Record set:
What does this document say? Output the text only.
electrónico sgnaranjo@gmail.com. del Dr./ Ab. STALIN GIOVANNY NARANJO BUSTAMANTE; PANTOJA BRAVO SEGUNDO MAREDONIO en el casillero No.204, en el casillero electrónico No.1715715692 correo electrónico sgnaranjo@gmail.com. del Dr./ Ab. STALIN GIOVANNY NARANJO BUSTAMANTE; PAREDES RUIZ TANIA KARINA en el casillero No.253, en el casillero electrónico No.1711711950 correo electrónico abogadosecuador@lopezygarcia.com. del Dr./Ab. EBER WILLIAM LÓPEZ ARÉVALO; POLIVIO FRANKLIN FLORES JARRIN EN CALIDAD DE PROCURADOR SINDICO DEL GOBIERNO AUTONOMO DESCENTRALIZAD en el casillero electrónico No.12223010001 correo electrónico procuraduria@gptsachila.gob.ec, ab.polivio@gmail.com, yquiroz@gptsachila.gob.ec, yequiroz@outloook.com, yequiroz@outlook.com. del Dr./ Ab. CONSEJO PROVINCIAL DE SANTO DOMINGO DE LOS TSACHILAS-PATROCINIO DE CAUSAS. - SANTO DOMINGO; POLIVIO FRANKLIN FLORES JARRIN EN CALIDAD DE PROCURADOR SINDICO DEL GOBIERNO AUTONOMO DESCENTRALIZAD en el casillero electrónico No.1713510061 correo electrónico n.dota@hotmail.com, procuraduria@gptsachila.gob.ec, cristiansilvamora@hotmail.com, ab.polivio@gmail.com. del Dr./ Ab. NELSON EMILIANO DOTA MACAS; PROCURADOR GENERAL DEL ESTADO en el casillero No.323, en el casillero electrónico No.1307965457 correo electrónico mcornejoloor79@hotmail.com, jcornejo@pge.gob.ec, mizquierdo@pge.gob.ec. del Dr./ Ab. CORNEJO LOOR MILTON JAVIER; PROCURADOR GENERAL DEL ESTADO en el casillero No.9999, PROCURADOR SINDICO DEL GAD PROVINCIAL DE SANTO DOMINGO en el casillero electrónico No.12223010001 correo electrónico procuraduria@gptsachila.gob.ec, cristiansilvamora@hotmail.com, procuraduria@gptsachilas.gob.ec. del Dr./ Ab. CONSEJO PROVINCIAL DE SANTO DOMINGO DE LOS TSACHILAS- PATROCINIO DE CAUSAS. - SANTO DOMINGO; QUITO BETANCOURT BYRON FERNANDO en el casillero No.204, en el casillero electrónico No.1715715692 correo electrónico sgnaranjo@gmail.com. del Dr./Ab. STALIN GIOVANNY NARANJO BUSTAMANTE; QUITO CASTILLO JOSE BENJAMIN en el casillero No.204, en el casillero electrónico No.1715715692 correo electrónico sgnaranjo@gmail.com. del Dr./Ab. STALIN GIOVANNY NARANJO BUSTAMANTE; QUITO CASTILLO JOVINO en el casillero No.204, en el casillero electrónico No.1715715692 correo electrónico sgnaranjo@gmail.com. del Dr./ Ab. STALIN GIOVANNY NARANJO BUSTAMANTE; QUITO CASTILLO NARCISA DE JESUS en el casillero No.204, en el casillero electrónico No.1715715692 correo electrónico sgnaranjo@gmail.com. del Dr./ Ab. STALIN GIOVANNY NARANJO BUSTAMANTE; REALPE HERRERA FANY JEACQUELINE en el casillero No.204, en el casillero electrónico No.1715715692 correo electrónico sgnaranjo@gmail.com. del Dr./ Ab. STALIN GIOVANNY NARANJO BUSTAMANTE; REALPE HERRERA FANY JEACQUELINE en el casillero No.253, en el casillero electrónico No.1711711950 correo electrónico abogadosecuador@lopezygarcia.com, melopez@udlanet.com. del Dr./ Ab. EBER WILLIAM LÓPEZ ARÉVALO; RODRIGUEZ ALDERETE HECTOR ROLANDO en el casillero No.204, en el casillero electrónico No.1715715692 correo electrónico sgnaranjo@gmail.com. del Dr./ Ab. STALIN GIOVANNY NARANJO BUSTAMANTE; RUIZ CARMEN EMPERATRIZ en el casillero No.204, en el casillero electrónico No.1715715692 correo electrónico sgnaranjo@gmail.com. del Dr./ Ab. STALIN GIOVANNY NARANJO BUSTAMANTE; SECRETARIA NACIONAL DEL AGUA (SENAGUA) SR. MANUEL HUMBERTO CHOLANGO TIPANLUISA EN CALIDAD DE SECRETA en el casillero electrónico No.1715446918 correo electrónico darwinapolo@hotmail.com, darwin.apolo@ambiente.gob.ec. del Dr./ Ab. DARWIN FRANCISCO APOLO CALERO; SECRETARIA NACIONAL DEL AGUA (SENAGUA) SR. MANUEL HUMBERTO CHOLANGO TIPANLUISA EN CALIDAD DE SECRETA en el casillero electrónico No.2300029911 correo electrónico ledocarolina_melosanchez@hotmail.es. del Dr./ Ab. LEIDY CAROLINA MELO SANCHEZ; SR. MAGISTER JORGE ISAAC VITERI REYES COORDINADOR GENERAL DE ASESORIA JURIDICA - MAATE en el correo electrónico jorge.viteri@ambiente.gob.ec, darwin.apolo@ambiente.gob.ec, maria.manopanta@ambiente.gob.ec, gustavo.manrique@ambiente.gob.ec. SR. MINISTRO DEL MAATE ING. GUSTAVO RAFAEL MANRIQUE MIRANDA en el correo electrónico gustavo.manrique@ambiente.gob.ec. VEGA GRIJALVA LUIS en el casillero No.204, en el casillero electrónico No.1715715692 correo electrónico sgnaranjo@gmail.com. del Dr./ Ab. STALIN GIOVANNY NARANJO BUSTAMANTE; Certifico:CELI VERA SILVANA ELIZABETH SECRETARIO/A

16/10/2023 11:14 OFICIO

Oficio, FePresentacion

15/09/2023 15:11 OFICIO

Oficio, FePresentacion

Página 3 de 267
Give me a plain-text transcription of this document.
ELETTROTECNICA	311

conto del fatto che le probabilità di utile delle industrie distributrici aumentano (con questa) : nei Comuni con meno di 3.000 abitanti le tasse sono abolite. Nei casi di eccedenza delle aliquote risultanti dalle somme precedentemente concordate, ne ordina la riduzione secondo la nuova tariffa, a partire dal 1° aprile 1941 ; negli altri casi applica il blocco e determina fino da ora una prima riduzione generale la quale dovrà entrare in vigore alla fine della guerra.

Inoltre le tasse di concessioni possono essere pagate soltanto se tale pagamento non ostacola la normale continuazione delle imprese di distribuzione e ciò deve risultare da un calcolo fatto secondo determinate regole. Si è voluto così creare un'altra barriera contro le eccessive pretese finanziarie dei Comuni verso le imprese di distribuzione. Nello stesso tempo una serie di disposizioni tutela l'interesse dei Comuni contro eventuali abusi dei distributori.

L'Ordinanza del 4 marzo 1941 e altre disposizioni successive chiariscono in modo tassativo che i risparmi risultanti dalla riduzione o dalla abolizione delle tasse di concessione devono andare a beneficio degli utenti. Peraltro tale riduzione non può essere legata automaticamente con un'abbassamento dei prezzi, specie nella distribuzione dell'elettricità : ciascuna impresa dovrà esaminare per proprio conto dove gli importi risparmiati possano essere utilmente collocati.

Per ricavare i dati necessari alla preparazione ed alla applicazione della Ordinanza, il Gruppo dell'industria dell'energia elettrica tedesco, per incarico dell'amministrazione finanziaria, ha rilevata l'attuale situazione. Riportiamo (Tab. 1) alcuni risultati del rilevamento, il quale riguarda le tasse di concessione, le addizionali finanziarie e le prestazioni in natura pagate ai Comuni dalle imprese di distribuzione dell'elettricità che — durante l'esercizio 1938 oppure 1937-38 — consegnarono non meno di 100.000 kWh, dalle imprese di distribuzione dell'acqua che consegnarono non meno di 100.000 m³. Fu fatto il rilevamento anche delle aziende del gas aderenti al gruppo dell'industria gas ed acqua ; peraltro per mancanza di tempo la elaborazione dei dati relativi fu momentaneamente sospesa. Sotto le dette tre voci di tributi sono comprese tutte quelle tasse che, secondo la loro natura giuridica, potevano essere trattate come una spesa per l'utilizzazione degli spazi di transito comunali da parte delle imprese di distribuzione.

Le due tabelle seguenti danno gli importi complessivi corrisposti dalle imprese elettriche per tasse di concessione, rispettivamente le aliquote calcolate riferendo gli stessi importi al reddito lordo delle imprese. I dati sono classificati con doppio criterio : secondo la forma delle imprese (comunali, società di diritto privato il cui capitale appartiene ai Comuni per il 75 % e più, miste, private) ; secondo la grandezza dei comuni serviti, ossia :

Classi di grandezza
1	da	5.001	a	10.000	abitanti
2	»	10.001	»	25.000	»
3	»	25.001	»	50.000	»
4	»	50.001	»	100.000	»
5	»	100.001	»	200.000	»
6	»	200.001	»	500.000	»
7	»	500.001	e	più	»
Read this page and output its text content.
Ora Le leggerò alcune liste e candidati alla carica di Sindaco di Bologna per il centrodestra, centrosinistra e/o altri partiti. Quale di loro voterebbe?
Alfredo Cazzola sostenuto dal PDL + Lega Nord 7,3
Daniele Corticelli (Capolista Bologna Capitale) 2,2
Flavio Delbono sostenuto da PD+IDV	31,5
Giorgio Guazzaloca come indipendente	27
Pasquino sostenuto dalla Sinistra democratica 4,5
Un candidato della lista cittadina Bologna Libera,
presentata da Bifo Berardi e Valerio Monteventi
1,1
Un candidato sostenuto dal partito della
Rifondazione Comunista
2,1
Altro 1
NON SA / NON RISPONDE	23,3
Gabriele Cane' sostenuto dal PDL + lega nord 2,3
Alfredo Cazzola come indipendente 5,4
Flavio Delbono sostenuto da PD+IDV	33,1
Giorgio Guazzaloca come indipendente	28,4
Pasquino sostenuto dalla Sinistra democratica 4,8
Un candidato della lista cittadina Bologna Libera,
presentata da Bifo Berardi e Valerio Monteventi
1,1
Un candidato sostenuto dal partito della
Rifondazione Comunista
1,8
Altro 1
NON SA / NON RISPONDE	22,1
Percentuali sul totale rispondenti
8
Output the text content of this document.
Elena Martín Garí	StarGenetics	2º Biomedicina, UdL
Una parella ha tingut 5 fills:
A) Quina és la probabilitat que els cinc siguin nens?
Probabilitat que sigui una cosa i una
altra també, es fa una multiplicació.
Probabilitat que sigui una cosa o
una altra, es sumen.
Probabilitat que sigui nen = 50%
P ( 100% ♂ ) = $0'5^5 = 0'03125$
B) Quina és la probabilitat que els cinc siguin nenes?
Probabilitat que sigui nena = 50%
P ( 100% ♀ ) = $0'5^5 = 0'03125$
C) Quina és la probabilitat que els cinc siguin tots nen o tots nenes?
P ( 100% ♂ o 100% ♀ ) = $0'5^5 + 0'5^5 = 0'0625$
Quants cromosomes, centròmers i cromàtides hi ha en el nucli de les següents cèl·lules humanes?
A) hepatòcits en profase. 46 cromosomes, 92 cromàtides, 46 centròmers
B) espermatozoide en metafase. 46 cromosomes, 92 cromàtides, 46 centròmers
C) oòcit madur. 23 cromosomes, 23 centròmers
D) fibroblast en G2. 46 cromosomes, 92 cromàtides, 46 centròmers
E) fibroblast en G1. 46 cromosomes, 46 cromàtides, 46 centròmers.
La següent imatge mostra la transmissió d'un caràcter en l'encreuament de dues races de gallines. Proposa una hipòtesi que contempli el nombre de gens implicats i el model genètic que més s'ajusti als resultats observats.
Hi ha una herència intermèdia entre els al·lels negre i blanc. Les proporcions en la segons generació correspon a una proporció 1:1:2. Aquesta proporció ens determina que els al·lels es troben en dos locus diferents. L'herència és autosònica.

To do:
Look through the entries above and list every line containing "tempo".

Problem solution:
Inoltre le tasse di concessioni possono essere pagate soltanto se tale pagamento non ostacola la normale continuazione delle imprese di distribuzione e ciò deve risultare da un calcolo fatto secondo determinate regole. Si è voluto così creare un'altra barriera contro le eccessive pretese finanziarie dei Comuni verso le imprese di distribuzione. Nello stesso tempo una serie di disposizioni tutela l'interesse dei Comuni contro eventuali abusi dei distributori.
Per ricavare i dati necessari alla preparazione ed alla applicazione della Ordinanza, il Gruppo dell'industria dell'energia elettrica tedesco, per incarico dell'amministrazione finanziaria, ha rilevata l'attuale situazione. Riportiamo (Tab. 1) alcuni risultati del rilevamento, il quale riguarda le tasse di concessione, le addizionali finanziarie e le prestazioni in natura pagate ai Comuni dalle imprese di distribuzione dell'elettricità che — durante l'esercizio 1938 oppure 1937-38 — consegnarono non meno di 100.000 kWh, dalle imprese di distribuzione dell'acqua che consegnarono non meno di 100.000 m³. Fu fatto il rilevamento anche delle aziende del gas aderenti al gruppo dell'industria gas ed acqua ; peraltro per mancanza di tempo la elaborazione dei dati relativi fu momentaneamente sospesa. Sotto le dette tre voci di tributi sono comprese tutte quelle tasse che, secondo la loro natura giuridica, potevano essere trattate come una spesa per l'utilizzazione degli spazi di transito comunali da parte delle imprese di distribuzione.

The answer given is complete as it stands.